Set task: Copy out each of the rows below word for word, with nothing changed.

Dataset entries:

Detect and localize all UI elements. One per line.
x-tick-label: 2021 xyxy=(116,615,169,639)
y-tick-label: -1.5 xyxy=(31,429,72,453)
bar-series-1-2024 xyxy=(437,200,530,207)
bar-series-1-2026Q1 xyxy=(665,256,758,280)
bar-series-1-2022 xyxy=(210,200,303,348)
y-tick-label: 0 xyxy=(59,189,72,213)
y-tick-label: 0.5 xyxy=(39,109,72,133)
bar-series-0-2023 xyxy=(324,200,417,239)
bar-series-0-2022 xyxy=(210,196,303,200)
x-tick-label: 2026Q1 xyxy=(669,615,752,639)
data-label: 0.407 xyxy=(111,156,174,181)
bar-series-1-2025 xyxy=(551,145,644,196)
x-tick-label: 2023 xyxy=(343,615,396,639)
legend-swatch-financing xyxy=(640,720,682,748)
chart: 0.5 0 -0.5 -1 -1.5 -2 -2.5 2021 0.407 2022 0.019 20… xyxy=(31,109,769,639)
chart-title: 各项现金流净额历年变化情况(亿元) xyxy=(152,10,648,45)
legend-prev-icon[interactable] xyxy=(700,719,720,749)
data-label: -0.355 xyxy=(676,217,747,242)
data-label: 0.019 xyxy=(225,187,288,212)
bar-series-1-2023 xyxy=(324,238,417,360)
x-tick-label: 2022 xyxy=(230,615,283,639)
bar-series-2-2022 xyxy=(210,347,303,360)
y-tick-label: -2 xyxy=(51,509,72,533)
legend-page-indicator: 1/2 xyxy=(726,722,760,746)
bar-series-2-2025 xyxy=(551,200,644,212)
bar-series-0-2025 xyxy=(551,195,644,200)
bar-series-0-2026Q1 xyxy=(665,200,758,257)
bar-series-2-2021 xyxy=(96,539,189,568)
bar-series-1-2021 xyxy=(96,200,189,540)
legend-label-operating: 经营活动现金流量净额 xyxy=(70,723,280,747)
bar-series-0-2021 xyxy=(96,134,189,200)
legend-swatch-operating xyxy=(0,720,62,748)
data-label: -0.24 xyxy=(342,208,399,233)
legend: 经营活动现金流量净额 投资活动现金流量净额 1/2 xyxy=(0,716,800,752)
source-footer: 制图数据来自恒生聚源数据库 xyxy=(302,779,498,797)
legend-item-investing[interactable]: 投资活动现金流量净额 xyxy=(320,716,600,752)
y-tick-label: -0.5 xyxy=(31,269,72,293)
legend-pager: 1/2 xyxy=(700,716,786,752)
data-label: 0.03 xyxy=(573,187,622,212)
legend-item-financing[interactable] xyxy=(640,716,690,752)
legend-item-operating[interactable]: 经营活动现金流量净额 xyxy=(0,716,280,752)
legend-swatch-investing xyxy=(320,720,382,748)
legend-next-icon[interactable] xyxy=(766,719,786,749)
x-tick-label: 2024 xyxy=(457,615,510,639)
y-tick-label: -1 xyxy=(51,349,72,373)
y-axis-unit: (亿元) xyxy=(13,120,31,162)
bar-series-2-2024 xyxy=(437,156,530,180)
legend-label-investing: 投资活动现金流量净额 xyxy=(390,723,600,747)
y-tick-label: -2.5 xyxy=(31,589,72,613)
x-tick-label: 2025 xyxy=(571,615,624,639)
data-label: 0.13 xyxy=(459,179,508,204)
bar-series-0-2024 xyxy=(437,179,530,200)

Right answer:
Detect and localize all UI elements. One per line.
x-tick-label: 2021 xyxy=(116,615,169,639)
y-tick-label: -1.5 xyxy=(31,429,72,453)
bar-series-1-2024 xyxy=(437,200,530,207)
bar-series-1-2026Q1 xyxy=(665,256,758,280)
bar-series-1-2022 xyxy=(210,200,303,348)
y-tick-label: 0 xyxy=(59,189,72,213)
y-tick-label: 0.5 xyxy=(39,109,72,133)
bar-series-0-2023 xyxy=(324,200,417,239)
bar-series-0-2022 xyxy=(210,196,303,200)
x-tick-label: 2026Q1 xyxy=(669,615,752,639)
data-label: 0.407 xyxy=(111,156,174,181)
bar-series-1-2025 xyxy=(551,145,644,196)
x-tick-label: 2023 xyxy=(343,615,396,639)
legend-swatch-financing xyxy=(640,720,682,748)
chart: 0.5 0 -0.5 -1 -1.5 -2 -2.5 2021 0.407 2022 0.019 20… xyxy=(31,109,769,639)
chart-title: 各项现金流净额历年变化情况(亿元) xyxy=(152,10,648,45)
legend-prev-icon[interactable] xyxy=(700,719,720,749)
data-label: -0.355 xyxy=(676,217,747,242)
data-label: 0.019 xyxy=(225,187,288,212)
bar-series-1-2023 xyxy=(324,238,417,360)
x-tick-label: 2022 xyxy=(230,615,283,639)
bar-series-2-2022 xyxy=(210,347,303,360)
y-tick-label: -2 xyxy=(51,509,72,533)
legend-page-indicator: 1/2 xyxy=(726,722,760,746)
bar-series-2-2025 xyxy=(551,200,644,212)
bar-series-0-2025 xyxy=(551,195,644,200)
bar-series-0-2026Q1 xyxy=(665,200,758,257)
bar-series-2-2021 xyxy=(96,539,189,568)
bar-series-1-2021 xyxy=(96,200,189,540)
legend-label-operating: 经营活动现金流量净额 xyxy=(70,723,280,747)
bar-series-0-2021 xyxy=(96,134,189,200)
legend-swatch-operating xyxy=(0,720,62,748)
data-label: -0.24 xyxy=(342,208,399,233)
legend: 经营活动现金流量净额 投资活动现金流量净额 1/2 xyxy=(0,716,800,752)
source-footer: 制图数据来自恒生聚源数据库 xyxy=(302,779,498,797)
legend-item-investing[interactable]: 投资活动现金流量净额 xyxy=(320,716,600,752)
y-tick-label: -0.5 xyxy=(31,269,72,293)
legend-pager: 1/2 xyxy=(700,716,786,752)
data-label: 0.03 xyxy=(573,187,622,212)
legend-item-financing[interactable] xyxy=(640,716,690,752)
legend-item-operating[interactable]: 经营活动现金流量净额 xyxy=(0,716,280,752)
legend-swatch-investing xyxy=(320,720,382,748)
legend-next-icon[interactable] xyxy=(766,719,786,749)
x-tick-label: 2024 xyxy=(457,615,510,639)
y-tick-label: -1 xyxy=(51,349,72,373)
y-axis-unit: (亿元) xyxy=(13,120,31,162)
bar-series-2-2024 xyxy=(437,156,530,180)
legend-label-investing: 投资活动现金流量净额 xyxy=(390,723,600,747)
y-tick-label: -2.5 xyxy=(31,589,72,613)
x-tick-label: 2025 xyxy=(571,615,624,639)
data-label: 0.13 xyxy=(459,179,508,204)
bar-series-0-2024 xyxy=(437,179,530,200)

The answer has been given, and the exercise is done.